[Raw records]
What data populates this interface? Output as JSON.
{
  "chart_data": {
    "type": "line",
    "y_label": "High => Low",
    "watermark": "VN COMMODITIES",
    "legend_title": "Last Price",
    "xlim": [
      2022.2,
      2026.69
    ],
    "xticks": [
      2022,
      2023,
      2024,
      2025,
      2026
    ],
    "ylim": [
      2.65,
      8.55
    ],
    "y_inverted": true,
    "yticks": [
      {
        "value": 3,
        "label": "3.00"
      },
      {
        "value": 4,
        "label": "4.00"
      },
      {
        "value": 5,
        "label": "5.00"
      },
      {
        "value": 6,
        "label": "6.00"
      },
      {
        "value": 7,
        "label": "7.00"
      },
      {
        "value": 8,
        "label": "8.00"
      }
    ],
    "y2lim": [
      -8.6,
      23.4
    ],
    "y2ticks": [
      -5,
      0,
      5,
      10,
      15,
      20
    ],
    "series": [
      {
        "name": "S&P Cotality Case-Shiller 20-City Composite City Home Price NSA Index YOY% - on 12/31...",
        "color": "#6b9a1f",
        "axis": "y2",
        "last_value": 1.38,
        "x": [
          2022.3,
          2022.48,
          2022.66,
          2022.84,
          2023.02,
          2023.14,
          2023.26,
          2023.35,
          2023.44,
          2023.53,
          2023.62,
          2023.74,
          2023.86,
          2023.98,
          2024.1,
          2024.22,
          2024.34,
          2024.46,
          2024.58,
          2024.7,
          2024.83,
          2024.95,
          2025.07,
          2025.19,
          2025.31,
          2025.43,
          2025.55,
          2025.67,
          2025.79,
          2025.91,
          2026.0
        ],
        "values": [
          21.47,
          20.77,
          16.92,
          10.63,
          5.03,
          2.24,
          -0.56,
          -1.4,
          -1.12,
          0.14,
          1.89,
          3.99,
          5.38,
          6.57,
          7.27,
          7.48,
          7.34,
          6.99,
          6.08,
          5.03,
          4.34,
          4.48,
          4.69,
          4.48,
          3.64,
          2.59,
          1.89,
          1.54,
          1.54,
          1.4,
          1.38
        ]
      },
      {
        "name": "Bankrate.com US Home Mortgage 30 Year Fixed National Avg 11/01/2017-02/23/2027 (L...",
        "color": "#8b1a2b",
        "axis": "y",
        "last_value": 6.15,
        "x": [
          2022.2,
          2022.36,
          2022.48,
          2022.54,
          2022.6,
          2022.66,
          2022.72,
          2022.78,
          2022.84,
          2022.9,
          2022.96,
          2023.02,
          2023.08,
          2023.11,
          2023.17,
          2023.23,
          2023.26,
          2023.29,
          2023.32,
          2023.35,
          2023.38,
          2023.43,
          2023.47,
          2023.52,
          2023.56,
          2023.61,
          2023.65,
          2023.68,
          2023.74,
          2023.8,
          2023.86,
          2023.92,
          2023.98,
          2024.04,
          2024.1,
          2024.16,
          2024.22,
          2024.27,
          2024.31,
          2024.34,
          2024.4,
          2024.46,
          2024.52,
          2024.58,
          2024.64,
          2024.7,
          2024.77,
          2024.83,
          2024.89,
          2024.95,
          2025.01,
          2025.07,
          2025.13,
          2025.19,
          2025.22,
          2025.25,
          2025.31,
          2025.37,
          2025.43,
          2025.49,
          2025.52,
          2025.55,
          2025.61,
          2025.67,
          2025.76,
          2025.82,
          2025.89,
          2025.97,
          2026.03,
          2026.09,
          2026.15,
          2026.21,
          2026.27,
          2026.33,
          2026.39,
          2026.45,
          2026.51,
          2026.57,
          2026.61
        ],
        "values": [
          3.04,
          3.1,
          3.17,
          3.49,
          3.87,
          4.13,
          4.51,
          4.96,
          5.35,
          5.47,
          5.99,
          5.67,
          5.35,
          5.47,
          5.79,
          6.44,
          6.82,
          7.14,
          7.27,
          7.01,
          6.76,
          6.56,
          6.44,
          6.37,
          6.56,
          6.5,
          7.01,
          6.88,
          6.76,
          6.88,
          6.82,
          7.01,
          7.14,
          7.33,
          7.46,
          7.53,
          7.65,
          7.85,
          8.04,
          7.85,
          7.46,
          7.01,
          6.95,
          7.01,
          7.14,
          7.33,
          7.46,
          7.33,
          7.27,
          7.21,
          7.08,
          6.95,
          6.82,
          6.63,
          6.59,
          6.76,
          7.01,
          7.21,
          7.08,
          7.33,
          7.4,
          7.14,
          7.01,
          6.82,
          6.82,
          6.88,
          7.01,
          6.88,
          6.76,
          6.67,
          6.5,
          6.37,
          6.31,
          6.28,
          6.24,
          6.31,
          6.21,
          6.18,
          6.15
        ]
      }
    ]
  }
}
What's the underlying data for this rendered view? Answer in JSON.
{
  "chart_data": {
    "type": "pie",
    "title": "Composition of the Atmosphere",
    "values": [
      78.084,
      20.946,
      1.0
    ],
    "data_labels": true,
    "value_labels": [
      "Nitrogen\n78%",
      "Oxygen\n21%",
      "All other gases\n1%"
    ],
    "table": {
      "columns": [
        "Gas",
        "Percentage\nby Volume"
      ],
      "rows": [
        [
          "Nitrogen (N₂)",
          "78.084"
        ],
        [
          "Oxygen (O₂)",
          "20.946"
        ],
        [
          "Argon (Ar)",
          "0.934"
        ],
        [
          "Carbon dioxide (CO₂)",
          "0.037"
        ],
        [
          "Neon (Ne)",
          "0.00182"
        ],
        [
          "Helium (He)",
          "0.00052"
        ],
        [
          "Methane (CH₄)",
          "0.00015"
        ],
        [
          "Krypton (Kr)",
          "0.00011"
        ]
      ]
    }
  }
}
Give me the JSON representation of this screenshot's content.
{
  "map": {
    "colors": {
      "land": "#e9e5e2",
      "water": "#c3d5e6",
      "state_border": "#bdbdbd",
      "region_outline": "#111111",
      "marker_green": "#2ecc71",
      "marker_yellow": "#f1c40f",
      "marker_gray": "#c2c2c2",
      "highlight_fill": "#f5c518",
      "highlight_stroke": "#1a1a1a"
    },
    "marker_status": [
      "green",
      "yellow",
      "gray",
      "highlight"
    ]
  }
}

### Goal
Print only the lines from the one with "Give me the" to the end of the records, both included.

### Output of the exercise
Give me the JSON representation of this screenshot's content.
{
  "map": {
    "colors": {
      "land": "#e9e5e2",
      "water": "#c3d5e6",
      "state_border": "#bdbdbd",
      "region_outline": "#111111",
      "marker_green": "#2ecc71",
      "marker_yellow": "#f1c40f",
      "marker_gray": "#c2c2c2",
      "highlight_fill": "#f5c518",
      "highlight_stroke": "#1a1a1a"
    },
    "marker_status": [
      "green",
      "yellow",
      "gray",
      "highlight"
    ]
  }
}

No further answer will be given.